START DOCUMENT

Over the last three decades, multiple agendas have promoted better integration and coordination between humanitarian and development assistance and between development and peace, in terms of policies, strategies, and practice (Mena and Hilhorst Citation2021; Mosel and Levine Citation2014; OECD-DAC Citation2021). For example, linking relief, rehabilitation and development discussions date back to at least the 1980s (Otto and Weingärtner Citation2013), with the aim to move from temporary “emergency” solutions to more sustainable, development-focused outcomes (Rama Citation2017, 1).

Often referred to as the humanitarian–development or “double” nexus, a main limitation of this approach was that it missed the crucial component in achieving sustainable development – the need for peace, so that humanitarian and development efforts are not lost due to (violent) social conflict (OECD-DAC Citation2021). While sustainable development has many elements to it, including economic and environmental dimensions, for this research, sustainability is being narrowly defined as related to peace. During the World Humanitarian Summit in 2016, explicit attention was focused on systematically linking and better integrating humanitarian, development, and peace efforts. This integrated approach led to what is now referred to as the humanitarian, development, and peace nexus, or simply the “triple nexus”. While most organisations acknowledge the importance of peace, there have been difficulties in figuring out if, when, and how peace and peacebuilding should be integrated into humanitarian and development actions. In particular, three main questions arise when operationalising the triple nexus: (1) whether introducing the peace component to the humanitarian–development nexus undermines the humanitarian principles; (2) how triple nexus programs adapt to differing timescales inherent in emergency, development and peace goals; and (3) how donor financing strategies and funding modalities can be harmonised to support long-term peace (Brown and Mena Citation2021). Each of these questions are underpinned by political, ideological, and practical dilemmas that are specific to conflict-affected contexts.

This article seeks to shed light on these questions by methodologically conducting a comprehensive literature review of triple nexus debates and an examination of triple nexus projects that have addressed these questions in practice. It includes 55 interviews with donors, practitioners, and academics on their experiences considering and operationalising this integrative approach, particularly in regard to the peace component.

In the following sections, we start by reviewing the primary methodological framing of the triple nexus, followed by the research questions and research methodology. Then, we analyse the main findings hindering the operationalisation of triple nexus approaches. Together with the analyses and research findings, in the final section we offer suggestions for moving this approach from policy discussions to its operationalisation. For practitioners, we offer a way forward for retaining humanitarian principles while working with a triple nexus approach. We also suggest ways in which short- and long-term activities in the same project can be harnessed to support the multiple, inter-connected needs of communities. For donors, we discuss options for financial strategies and funding modalities to comprehensively integrate peace across interventions and goals while recognising some of the political challenges to doing so.

The triple nexus continues to gain momentum in practice given the increasing recognition and acceptance that development, peace and stability happen in non-linear and context-specific ways, and that communities do not have single, isolated needs. As Mac Ginty (Citation2011, 211) notes, communities and societies are dynamic, and actors and practices multifarious. Furthermore, the protracted nature of most conflicts and the time needed to find lasting solutions that have buy-in results in humanitarian, development, and peace actors working side by side to save lives, support peace and reconciliation, and facilitate sustainable development. The Democratic Republic of Congo, South Sudan, Colombia, Pakistan, Syria, Myanmar, the Philippines, and Indonesia are a few examples of such situations.

END DOCUMENT
START ENTRIES PROVIDED

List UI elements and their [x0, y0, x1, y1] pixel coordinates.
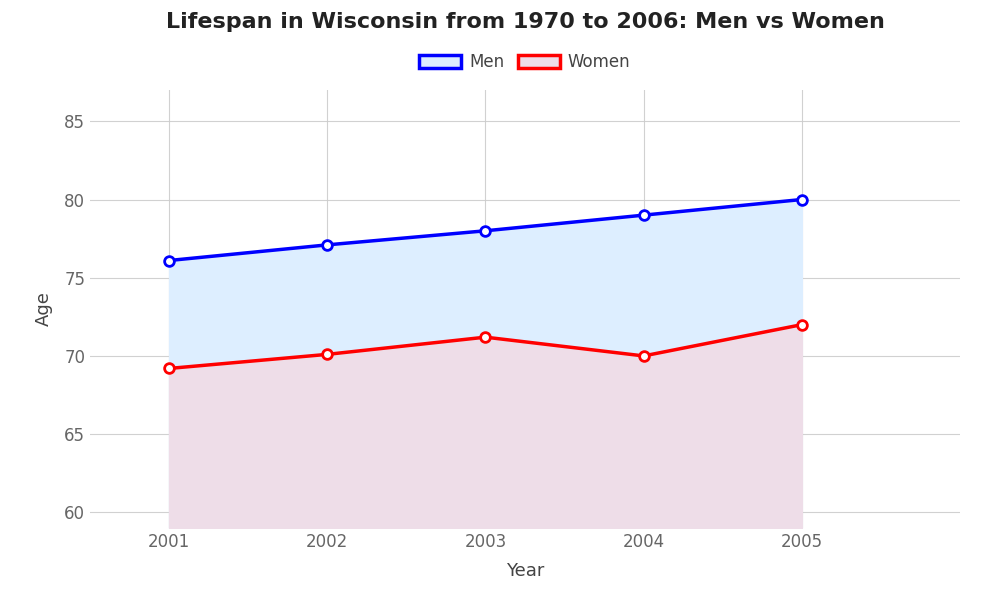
Title: Lifespan in Wisconsin from 1970 to 2006: Men vs Women: Lifespan in Wisconsin from 1970 to 2006:… — [166, 11, 884, 31]
Y-axis label: Age: Age — [35, 292, 53, 326]
Legend: Men, Women: Men, Women — [414, 48, 636, 76]
X-axis label: Year: Year — [506, 562, 544, 580]
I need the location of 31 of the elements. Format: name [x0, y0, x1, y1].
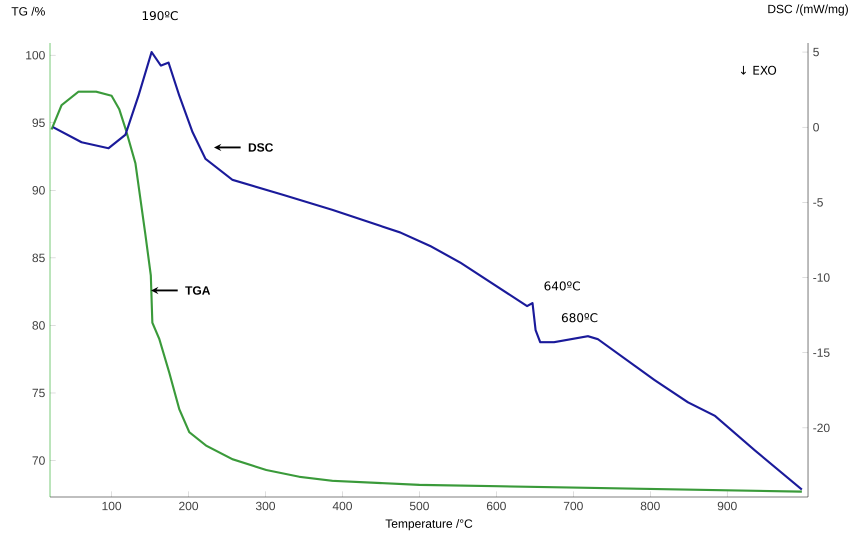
y2-tick-label: -5 [813, 198, 823, 207]
y2-tick-label: -15 [813, 348, 830, 357]
y2-tick-label: 0 [813, 122, 819, 132]
x-tick-label: 500 [410, 502, 429, 510]
annotation: ↓ EXO [740, 66, 776, 75]
x-tick-label: 200 [179, 502, 198, 510]
text: DSC [248, 143, 274, 152]
y-tick-label: 75 [32, 388, 45, 398]
y-tick-label: 85 [32, 254, 45, 262]
text: TGA [185, 286, 210, 295]
y2-tick-label: 5 [813, 48, 819, 56]
x-tick-label: 700 [564, 502, 583, 510]
x-axis-title: Temperature /°C [386, 519, 472, 530]
y-tick-label: 95 [32, 118, 45, 127]
y-tick-label: 90 [32, 186, 45, 195]
x-tick-label: 900 [718, 502, 737, 510]
x-tick-label: 300 [256, 502, 276, 510]
y-tick-label: 70 [32, 456, 45, 465]
y-tick-label: 80 [32, 321, 45, 330]
text: 190ºC [142, 11, 178, 20]
annotation: 640ºC [544, 281, 580, 290]
annotation: 680ºC [562, 313, 598, 322]
y2-tick-label: -10 [813, 273, 830, 282]
x-tick-label: 100 [102, 502, 122, 510]
y2-axis-title: DSC /(mW/mg) [768, 4, 848, 16]
y2-tick-label: -20 [813, 424, 830, 432]
y-axis-title: TG /% [12, 6, 45, 16]
x-tick-label: 400 [332, 502, 352, 510]
x-tick-label: 600 [486, 502, 506, 510]
x-tick-label: 800 [640, 502, 660, 510]
y-tick-label: 100 [26, 50, 45, 60]
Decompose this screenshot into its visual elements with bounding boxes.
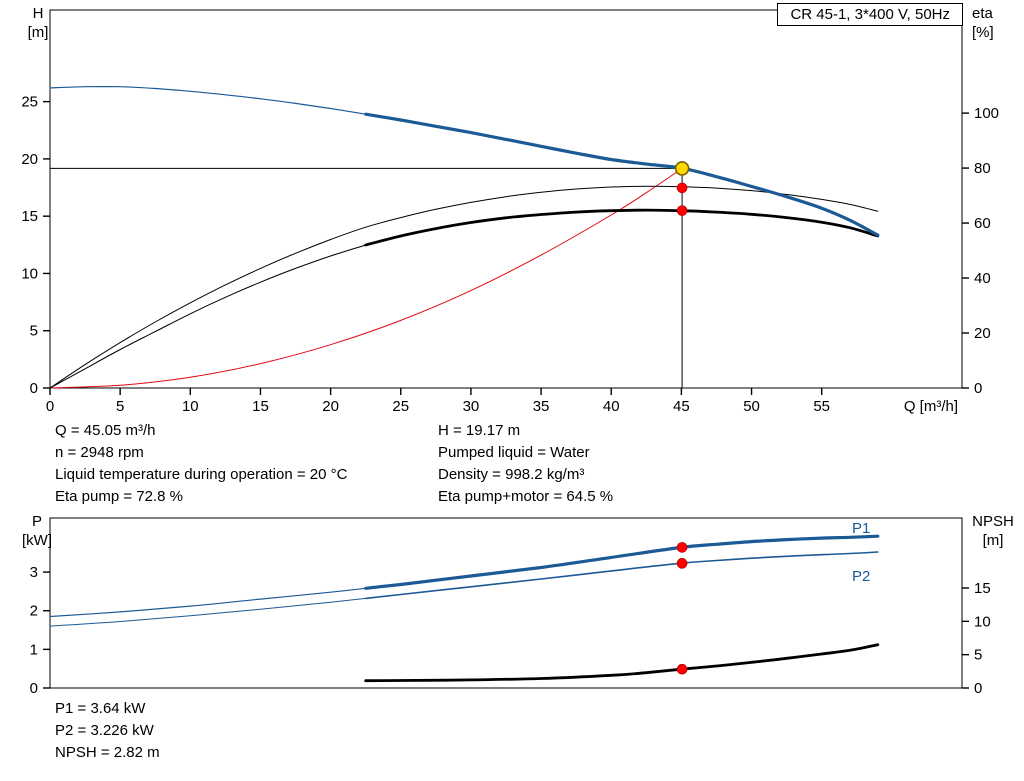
p2-curve-thin [49,597,367,627]
tick-label: 80 [974,160,991,177]
pump-model-title: CR 45-1, 3*400 V, 50Hz [777,3,963,26]
plot-border [49,9,963,389]
curve-value-marker [676,663,688,675]
tick-label: 35 [533,398,550,415]
info-npsh: NPSH = 2.82 m [55,744,160,761]
tick-label: 60 [974,215,991,232]
duty-point-marker [674,161,690,176]
info-eta-pump-motor: Eta pump+motor = 64.5 % [438,488,614,505]
curve-value-marker [676,542,688,553]
curve-value-marker [676,205,688,216]
tick-label: 0 [46,398,54,415]
tick-label: 15 [252,398,269,415]
h-axis-unit: [m] [27,24,49,41]
p-axis-unit: [kW] [22,532,52,549]
p-axis-label: P [kW] [16,512,58,550]
info-speed: n = 2948 rpm [55,444,144,461]
npsh-curve [364,643,880,683]
duty-info-left-column: Q = 45.05 m³/h n = 2948 rpm Liquid tempe… [55,420,347,508]
tick-label: 3 [30,564,38,581]
tick-label: 10 [21,265,38,282]
head-curve-thin [49,85,367,115]
x-axis-title: Q [m³/h] [904,398,958,415]
p-axis-name: P [31,513,42,530]
eta-pump-curve [49,185,879,389]
tick-label: 15 [21,208,38,225]
tick-label: 45 [673,398,690,415]
tick-label: 20 [21,151,38,168]
eta-pump-motor-curve-thin [49,244,367,389]
npsh-axis-name: NPSH [972,513,1014,530]
power-npsh-chart: 0 1 2 3 0 5 10 15 P1 P2 [30,517,991,697]
tick-label: 0 [974,380,982,397]
tick-label: 5 [974,647,982,664]
info-p2: P2 = 3.226 kW [55,722,154,739]
tick-label: 2 [30,603,38,620]
curve-value-marker [676,182,688,194]
power-info-column: P1 = 3.64 kW P2 = 3.226 kW NPSH = 2.82 m [55,698,160,764]
info-head: H = 19.17 m [438,422,521,439]
tick-label: 25 [21,94,38,111]
tick-label: 50 [743,398,760,415]
info-density: Density = 998.2 kg/m³ [438,466,585,483]
npsh-axis-label: NPSH [m] [966,512,1020,550]
qh-chart: 0 5 10 15 20 25 0 20 40 60 80 100 0 5 10 15 20 25 30 35 40 45… [21,9,999,415]
eta-pump-motor-curve-thick [364,208,880,247]
tick-label: 0 [30,680,38,697]
tick-label: 40 [974,270,991,287]
tick-label: 5 [30,323,38,340]
p1-curve-thin [49,587,367,618]
info-p1: P1 = 3.64 kW [55,700,146,717]
info-eta-pump: Eta pump = 72.8 % [55,488,183,505]
eta-axis-unit: [%] [972,24,994,41]
tick-label: 5 [116,398,124,415]
info-liquid-temperature: Liquid temperature during operation = 20… [55,466,348,483]
qh-duty-parabola [49,167,683,389]
tick-label: 40 [603,398,620,415]
tick-label: 1 [30,641,38,658]
p2-curve-thick [364,551,879,600]
h-axis-name: H [32,5,44,22]
info-pumped-liquid: Pumped liquid = Water [438,444,590,461]
tick-label: 15 [974,580,991,597]
head-curve-thick [364,112,880,237]
tick-label: 25 [392,398,409,415]
tick-label: 0 [30,380,38,397]
h-axis-label: H [m] [18,4,58,42]
tick-label: 10 [974,613,991,630]
info-flow: Q = 45.05 m³/h [55,422,156,439]
npsh-axis-unit: [m] [982,532,1004,549]
eta-axis-name: eta [972,5,993,22]
eta-axis-label: eta [%] [972,4,1018,42]
plot-border [49,517,963,689]
tick-label: 55 [813,398,830,415]
duty-info-right-column: H = 19.17 m Pumped liquid = Water Densit… [438,420,613,508]
tick-label: 100 [974,105,999,122]
tick-label: 20 [322,398,339,415]
tick-label: 0 [974,680,982,697]
series-label-p1: P1 [852,520,870,537]
curve-value-marker [676,558,688,569]
p1-curve-thick [364,534,880,590]
tick-label: 10 [182,398,199,415]
series-label-p2: P2 [852,568,870,585]
tick-label: 20 [974,325,991,342]
tick-label: 30 [463,398,480,415]
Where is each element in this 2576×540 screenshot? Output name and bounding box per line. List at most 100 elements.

END ENTRIES PROVIDED

• _WRITTEN PROBLEM_
Rewrite the paragraph of the triple nexus article that begins "In the following sections" as a short list, keeping its main facts. The data has no connection to the text about the triple nexus.

• _ANSWER TO THE TASK_
- Review the primary methodological framing of the triple nexus, then the research questions and research methodology.
- Analyze the main findings that hinder putting triple nexus approaches into operation.
- In the final section, offer suggestions for moving the approach from policy discussions to operationalization:
  - For practitioners: a way to retain humanitarian principles within a triple nexus approach, and ways to harness short- and long-term activities in the same project to support communities' multiple, interconnected needs.
  - For donors: options for financial strategies and funding modalities that integrate peace across interventions and goals, while recognizing some of the political challenges involved.